● WHAT THE TASK ASKS
Single out the lines of the material that contain "Using" and copy them.

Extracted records

----

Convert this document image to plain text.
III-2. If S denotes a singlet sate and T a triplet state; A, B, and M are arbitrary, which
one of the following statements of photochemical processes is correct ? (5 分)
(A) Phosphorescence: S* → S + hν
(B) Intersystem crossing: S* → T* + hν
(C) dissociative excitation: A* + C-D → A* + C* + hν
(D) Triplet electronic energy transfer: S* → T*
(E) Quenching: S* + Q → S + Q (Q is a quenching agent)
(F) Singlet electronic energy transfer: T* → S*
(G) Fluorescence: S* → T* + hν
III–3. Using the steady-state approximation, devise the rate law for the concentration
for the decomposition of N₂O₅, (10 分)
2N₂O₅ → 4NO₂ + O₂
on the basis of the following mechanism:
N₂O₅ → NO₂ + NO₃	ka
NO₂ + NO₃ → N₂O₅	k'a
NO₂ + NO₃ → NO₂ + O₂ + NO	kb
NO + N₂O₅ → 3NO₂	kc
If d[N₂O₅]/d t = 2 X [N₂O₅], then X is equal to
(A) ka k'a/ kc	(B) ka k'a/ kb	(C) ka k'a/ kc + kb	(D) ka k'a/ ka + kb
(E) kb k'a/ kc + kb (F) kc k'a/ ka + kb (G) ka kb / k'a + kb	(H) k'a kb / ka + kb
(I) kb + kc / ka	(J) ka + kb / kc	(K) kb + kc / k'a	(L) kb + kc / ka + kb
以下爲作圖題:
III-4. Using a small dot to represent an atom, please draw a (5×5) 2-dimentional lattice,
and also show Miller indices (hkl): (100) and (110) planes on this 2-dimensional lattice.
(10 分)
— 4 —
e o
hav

----

● WRITTEN ANSWER
III–3. Using the steady-state approximation, devise the rate law for the concentration
III-4. Using a small dot to represent an atom, please draw a (5×5) 2-dimentional lattice,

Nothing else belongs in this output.